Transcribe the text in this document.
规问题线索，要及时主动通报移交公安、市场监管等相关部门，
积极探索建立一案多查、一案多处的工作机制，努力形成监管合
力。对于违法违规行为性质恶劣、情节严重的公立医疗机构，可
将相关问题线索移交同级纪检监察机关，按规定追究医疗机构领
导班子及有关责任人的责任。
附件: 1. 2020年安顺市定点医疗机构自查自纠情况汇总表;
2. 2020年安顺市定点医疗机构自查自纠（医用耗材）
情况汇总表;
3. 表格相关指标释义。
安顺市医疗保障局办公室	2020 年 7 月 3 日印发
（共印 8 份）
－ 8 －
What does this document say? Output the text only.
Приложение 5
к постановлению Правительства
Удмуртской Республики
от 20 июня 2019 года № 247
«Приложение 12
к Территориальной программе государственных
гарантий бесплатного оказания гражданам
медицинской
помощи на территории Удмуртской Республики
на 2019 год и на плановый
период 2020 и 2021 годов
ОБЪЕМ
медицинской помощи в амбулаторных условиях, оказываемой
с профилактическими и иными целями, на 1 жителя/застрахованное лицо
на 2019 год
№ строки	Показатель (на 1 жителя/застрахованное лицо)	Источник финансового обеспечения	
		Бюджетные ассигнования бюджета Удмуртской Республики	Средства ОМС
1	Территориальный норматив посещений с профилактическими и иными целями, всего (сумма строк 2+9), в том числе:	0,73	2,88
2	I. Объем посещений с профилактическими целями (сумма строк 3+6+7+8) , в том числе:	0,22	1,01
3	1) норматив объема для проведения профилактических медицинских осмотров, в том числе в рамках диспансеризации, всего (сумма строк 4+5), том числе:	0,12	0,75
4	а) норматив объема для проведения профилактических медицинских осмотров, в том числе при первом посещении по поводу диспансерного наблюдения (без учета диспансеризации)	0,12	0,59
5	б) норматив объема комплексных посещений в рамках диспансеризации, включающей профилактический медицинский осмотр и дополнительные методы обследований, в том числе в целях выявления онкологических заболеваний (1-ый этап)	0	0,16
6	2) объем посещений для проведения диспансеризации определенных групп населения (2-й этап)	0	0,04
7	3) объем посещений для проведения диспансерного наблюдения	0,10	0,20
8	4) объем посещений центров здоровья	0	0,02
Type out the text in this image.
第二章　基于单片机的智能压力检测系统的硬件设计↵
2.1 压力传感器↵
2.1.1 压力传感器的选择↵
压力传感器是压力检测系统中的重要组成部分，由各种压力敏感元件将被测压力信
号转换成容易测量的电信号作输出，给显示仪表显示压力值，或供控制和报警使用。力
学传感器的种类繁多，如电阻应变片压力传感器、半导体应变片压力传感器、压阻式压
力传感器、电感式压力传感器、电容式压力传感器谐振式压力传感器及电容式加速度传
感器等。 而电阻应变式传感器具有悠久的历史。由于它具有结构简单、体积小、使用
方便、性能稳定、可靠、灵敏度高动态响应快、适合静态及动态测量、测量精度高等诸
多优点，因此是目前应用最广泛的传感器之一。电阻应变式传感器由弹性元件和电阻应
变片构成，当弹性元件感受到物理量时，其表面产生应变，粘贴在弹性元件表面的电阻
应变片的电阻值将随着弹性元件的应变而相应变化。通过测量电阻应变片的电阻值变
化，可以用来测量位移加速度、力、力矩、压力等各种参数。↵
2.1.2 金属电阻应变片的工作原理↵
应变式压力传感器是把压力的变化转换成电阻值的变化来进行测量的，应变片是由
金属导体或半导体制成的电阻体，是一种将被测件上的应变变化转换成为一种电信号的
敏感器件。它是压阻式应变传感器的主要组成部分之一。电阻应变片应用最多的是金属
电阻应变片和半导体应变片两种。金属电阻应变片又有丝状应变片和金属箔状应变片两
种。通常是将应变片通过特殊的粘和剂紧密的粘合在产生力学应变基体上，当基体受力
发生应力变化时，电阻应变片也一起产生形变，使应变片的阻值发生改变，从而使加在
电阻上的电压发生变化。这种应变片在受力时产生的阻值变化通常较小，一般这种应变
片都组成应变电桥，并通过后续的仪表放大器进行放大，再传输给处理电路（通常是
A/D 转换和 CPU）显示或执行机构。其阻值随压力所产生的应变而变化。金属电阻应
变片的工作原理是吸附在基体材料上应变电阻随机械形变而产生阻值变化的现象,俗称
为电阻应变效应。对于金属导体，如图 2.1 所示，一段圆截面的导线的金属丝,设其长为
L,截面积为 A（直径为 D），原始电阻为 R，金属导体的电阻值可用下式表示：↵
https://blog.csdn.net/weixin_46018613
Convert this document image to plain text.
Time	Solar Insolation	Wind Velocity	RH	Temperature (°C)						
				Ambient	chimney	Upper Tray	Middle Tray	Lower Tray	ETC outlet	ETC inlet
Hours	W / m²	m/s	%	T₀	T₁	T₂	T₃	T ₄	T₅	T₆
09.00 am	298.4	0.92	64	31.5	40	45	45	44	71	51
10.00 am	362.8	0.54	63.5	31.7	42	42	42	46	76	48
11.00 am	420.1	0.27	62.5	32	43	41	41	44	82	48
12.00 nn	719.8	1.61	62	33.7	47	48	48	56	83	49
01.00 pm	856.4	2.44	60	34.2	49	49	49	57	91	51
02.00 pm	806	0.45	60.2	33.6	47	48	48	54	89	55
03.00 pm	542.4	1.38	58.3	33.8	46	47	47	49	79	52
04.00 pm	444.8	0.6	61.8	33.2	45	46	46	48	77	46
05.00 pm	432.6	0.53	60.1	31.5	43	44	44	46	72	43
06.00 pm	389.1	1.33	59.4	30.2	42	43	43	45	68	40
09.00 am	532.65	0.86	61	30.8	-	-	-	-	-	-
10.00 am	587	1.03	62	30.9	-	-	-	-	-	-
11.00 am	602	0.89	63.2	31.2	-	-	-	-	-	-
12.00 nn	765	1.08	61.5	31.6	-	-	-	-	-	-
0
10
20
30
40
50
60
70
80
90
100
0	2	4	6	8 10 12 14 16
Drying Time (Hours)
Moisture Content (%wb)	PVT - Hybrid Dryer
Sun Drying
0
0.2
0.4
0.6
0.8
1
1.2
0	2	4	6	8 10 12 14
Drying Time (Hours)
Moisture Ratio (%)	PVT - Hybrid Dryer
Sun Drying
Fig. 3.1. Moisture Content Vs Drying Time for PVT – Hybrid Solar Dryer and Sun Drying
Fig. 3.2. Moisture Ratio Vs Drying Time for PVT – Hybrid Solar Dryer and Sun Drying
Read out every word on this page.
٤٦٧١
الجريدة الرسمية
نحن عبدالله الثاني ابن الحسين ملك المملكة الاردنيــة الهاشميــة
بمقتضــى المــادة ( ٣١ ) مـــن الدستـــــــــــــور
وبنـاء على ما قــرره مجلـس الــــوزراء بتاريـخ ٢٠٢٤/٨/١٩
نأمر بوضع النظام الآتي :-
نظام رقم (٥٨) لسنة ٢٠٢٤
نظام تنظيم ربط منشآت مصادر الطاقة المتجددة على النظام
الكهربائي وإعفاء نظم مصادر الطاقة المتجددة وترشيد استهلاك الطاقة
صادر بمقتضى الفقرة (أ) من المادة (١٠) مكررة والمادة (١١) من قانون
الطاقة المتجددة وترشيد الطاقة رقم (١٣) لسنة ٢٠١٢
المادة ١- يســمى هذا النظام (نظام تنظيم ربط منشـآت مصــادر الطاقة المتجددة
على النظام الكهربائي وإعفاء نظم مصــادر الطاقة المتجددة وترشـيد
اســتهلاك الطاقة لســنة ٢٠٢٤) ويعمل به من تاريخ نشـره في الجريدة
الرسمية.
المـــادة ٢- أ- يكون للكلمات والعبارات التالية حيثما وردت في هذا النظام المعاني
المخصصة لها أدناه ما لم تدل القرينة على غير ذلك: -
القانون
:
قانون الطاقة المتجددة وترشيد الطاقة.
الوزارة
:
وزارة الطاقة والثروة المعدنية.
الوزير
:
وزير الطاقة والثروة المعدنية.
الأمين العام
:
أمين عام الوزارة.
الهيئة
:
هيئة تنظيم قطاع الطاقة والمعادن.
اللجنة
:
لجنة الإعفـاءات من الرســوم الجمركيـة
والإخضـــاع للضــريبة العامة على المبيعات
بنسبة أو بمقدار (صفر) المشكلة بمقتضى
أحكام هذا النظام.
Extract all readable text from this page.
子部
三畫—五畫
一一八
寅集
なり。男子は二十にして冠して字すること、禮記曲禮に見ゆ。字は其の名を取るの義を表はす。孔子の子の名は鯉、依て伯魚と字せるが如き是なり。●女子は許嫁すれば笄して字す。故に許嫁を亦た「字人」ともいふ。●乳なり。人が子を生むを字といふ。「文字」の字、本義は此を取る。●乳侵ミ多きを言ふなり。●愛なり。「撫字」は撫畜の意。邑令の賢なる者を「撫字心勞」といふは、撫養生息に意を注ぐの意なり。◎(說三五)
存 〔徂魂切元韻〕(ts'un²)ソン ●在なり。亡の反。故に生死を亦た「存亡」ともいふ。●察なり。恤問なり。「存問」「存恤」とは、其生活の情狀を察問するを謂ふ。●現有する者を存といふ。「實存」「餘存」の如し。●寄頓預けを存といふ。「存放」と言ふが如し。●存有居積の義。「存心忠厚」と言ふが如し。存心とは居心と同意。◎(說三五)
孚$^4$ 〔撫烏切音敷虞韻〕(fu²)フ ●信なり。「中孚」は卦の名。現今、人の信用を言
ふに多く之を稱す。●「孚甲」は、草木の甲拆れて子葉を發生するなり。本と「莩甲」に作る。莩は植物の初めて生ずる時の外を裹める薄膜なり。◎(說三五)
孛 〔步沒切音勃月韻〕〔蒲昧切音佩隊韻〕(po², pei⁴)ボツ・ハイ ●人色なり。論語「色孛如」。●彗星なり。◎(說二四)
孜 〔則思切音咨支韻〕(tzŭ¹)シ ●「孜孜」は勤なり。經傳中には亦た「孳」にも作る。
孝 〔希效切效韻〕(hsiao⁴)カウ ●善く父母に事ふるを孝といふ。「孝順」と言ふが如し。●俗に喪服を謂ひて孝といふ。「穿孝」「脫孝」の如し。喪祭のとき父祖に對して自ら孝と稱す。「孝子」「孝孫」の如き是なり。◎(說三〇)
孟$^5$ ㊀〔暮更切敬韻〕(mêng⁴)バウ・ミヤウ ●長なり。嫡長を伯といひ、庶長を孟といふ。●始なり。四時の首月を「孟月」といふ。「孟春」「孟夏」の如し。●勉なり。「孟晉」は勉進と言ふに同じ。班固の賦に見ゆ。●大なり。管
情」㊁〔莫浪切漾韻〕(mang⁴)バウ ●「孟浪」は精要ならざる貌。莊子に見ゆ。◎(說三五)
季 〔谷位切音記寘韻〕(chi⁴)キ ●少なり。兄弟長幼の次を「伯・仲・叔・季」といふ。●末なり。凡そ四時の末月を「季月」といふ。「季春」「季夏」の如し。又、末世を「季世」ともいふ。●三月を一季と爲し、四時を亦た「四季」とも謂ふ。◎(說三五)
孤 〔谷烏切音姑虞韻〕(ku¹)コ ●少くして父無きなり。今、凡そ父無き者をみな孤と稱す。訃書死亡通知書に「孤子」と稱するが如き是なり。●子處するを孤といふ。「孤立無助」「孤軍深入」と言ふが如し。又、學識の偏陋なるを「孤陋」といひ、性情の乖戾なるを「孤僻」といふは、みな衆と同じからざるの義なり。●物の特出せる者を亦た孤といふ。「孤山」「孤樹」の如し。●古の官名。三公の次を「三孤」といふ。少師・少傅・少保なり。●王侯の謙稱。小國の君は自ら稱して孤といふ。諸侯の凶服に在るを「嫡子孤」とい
::::::
**REQUIREMENTS**
Which lines hold the word "иными"? Copy all of them.

**IN RESPONSE**
с профилактическими и иными целями, на 1 жителя/застрахованное лицо
1	Территориальный норматив посещений с профилактическими и иными целями, всего (сумма строк 2+9), в том числе:	0,73	2,88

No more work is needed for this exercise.